ENTRIES SUPPLIED:
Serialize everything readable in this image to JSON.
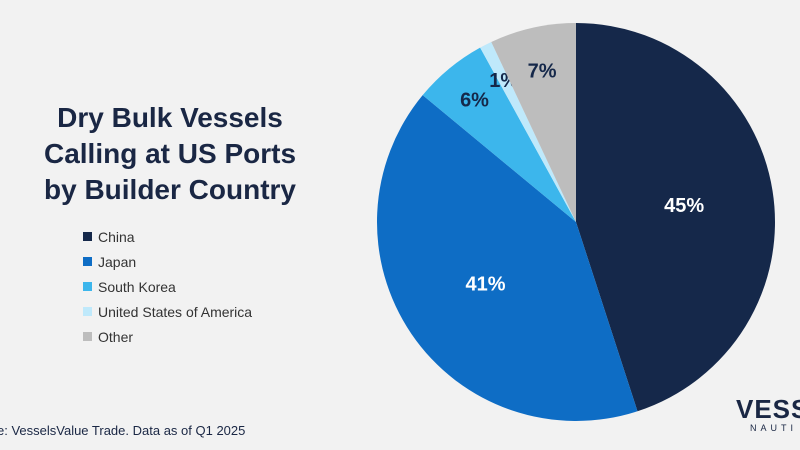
{
  "title_lines": [
    "Dry Bulk Vessels",
    "Calling at US Ports",
    "by Builder Country"
  ],
  "source": "e: VesselsValue Trade. Data as of Q1 2025",
  "logo": {
    "main": "VESS",
    "sub": "NAUTI"
  },
  "chart_data": {
    "type": "pie",
    "title": "Dry Bulk Vessels Calling at US Ports by Builder Country",
    "legend_position": "left",
    "slices": [
      {
        "label": "China",
        "value": 45,
        "display": "45%",
        "color": "#15284a",
        "text_color": "#ffffff"
      },
      {
        "label": "Japan",
        "value": 41,
        "display": "41%",
        "color": "#0e6dc5",
        "text_color": "#ffffff"
      },
      {
        "label": "South Korea",
        "value": 6,
        "display": "6%",
        "color": "#3cb6ec",
        "text_color": "#15284a"
      },
      {
        "label": "United States of America",
        "value": 1,
        "display": "1%",
        "color": "#bfe9fb",
        "text_color": "#15284a"
      },
      {
        "label": "Other",
        "value": 7,
        "display": "7%",
        "color": "#bdbdbd",
        "text_color": "#15284a"
      }
    ]
  }
}
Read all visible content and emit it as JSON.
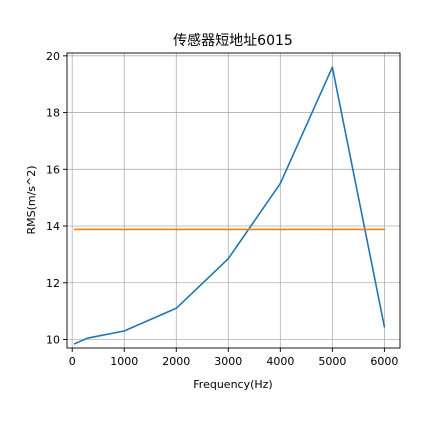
{
  "chart_data": {
    "type": "line",
    "title": "传感器短地址6015",
    "xlabel": "Frequency(Hz)",
    "ylabel": "RMS(m/s^2)",
    "xlim": [
      -100,
      6300
    ],
    "ylim": [
      9.7,
      20.1
    ],
    "xticks": [
      0,
      1000,
      2000,
      3000,
      4000,
      5000,
      6000
    ],
    "yticks": [
      10,
      12,
      14,
      16,
      18,
      20
    ],
    "grid": true,
    "series": [
      {
        "color": "#1f77b4",
        "x": [
          50,
          300,
          1000,
          2000,
          3000,
          4000,
          5000,
          6000
        ],
        "y": [
          9.85,
          10.05,
          10.3,
          11.1,
          12.85,
          15.5,
          19.6,
          10.45
        ]
      },
      {
        "color": "#ff7f0e",
        "x": [
          50,
          6000
        ],
        "y": [
          13.88,
          13.88
        ]
      }
    ]
  }
}
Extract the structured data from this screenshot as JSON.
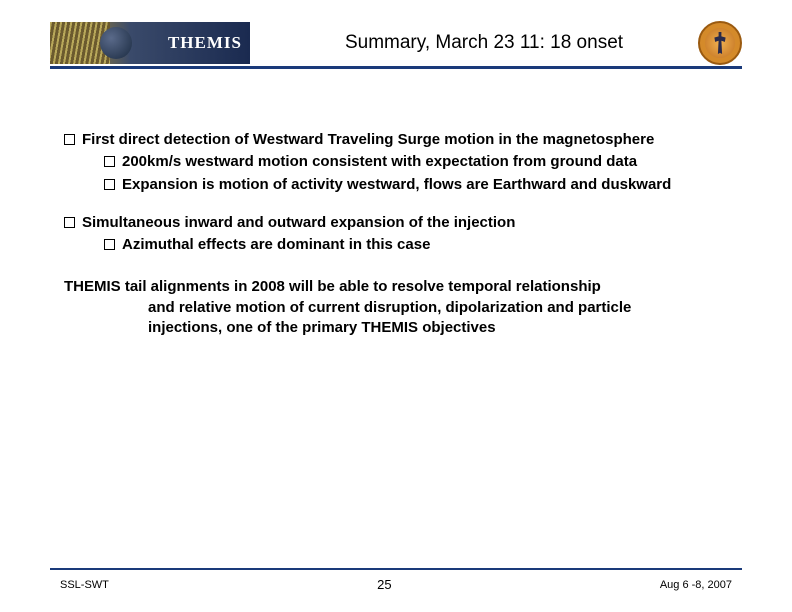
{
  "header": {
    "logo_text": "THEMIS",
    "title": "Summary, March 23 11: 18 onset"
  },
  "colors": {
    "rule": "#1a3a7a",
    "badge_bg": "#d48a2a",
    "text": "#000000",
    "background": "#ffffff"
  },
  "content": {
    "group1": {
      "l1": "First direct detection of Westward Traveling Surge motion in the magnetosphere",
      "l2a": "200km/s westward motion consistent with expectation from ground data",
      "l2b": "Expansion is motion of activity westward, flows are Earthward and duskward"
    },
    "group2": {
      "l1": "Simultaneous inward and outward expansion of the injection",
      "l2a": "Azimuthal effects are dominant in this case"
    },
    "para_line1": "THEMIS tail alignments in 2008 will be able to resolve temporal relationship",
    "para_line2": "and relative motion of current disruption, dipolarization and particle",
    "para_line3": "injections, one of the primary THEMIS objectives"
  },
  "footer": {
    "left": "SSL-SWT",
    "page": "25",
    "right": "Aug 6 -8, 2007"
  }
}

DO THIS: Without including any pictures, please restate all the records exactly.

TASK SOLUTION:
Serialize everything readable in this image to JSON.
{
  "title_lines": [
    "Dry Bulk Vessels",
    "Calling at US Ports",
    "by Builder Country"
  ],
  "source": "e: VesselsValue Trade. Data as of Q1 2025",
  "logo": {
    "main": "VESS",
    "sub": "NAUTI"
  },
  "chart_data": {
    "type": "pie",
    "title": "Dry Bulk Vessels Calling at US Ports by Builder Country",
    "legend_position": "left",
    "slices": [
      {
        "label": "China",
        "value": 45,
        "display": "45%",
        "color": "#15284a",
        "text_color": "#ffffff"
      },
      {
        "label": "Japan",
        "value": 41,
        "display": "41%",
        "color": "#0e6dc5",
        "text_color": "#ffffff"
      },
      {
        "label": "South Korea",
        "value": 6,
        "display": "6%",
        "color": "#3cb6ec",
        "text_color": "#15284a"
      },
      {
        "label": "United States of America",
        "value": 1,
        "display": "1%",
        "color": "#bfe9fb",
        "text_color": "#15284a"
      },
      {
        "label": "Other",
        "value": 7,
        "display": "7%",
        "color": "#bdbdbd",
        "text_color": "#15284a"
      }
    ]
  }
}
Read all visible content and emit it as JSON.
{
  "chart_data": {
    "type": "line",
    "title": "传感器短地址6015",
    "xlabel": "Frequency(Hz)",
    "ylabel": "RMS(m/s^2)",
    "xlim": [
      -100,
      6300
    ],
    "ylim": [
      9.7,
      20.1
    ],
    "xticks": [
      0,
      1000,
      2000,
      3000,
      4000,
      5000,
      6000
    ],
    "yticks": [
      10,
      12,
      14,
      16,
      18,
      20
    ],
    "grid": true,
    "series": [
      {
        "color": "#1f77b4",
        "x": [
          50,
          300,
          1000,
          2000,
          3000,
          4000,
          5000,
          6000
        ],
        "y": [
          9.85,
          10.05,
          10.3,
          11.1,
          12.85,
          15.5,
          19.6,
          10.45
        ]
      },
      {
        "color": "#ff7f0e",
        "x": [
          50,
          6000
        ],
        "y": [
          13.88,
          13.88
        ]
      }
    ]
  }
}
Extract the structured data from this screenshot as JSON.
{
  "header": {
    "logo_text": "THEMIS",
    "title": "Summary, March 23 11: 18 onset"
  },
  "colors": {
    "rule": "#1a3a7a",
    "badge_bg": "#d48a2a",
    "text": "#000000",
    "background": "#ffffff"
  },
  "content": {
    "group1": {
      "l1": "First direct detection of Westward Traveling Surge motion in the magnetosphere",
      "l2a": "200km/s westward motion consistent with expectation from ground data",
      "l2b": "Expansion is motion of activity westward, flows are Earthward and duskward"
    },
    "group2": {
      "l1": "Simultaneous inward and outward expansion of the injection",
      "l2a": "Azimuthal effects are dominant in this case"
    },
    "para_line1": "THEMIS tail alignments in 2008 will be able to resolve temporal relationship",
    "para_line2": "and relative motion of current disruption, dipolarization and particle",
    "para_line3": "injections, one of the primary THEMIS objectives"
  },
  "footer": {
    "left": "SSL-SWT",
    "page": "25",
    "right": "Aug 6 -8, 2007"
  }
}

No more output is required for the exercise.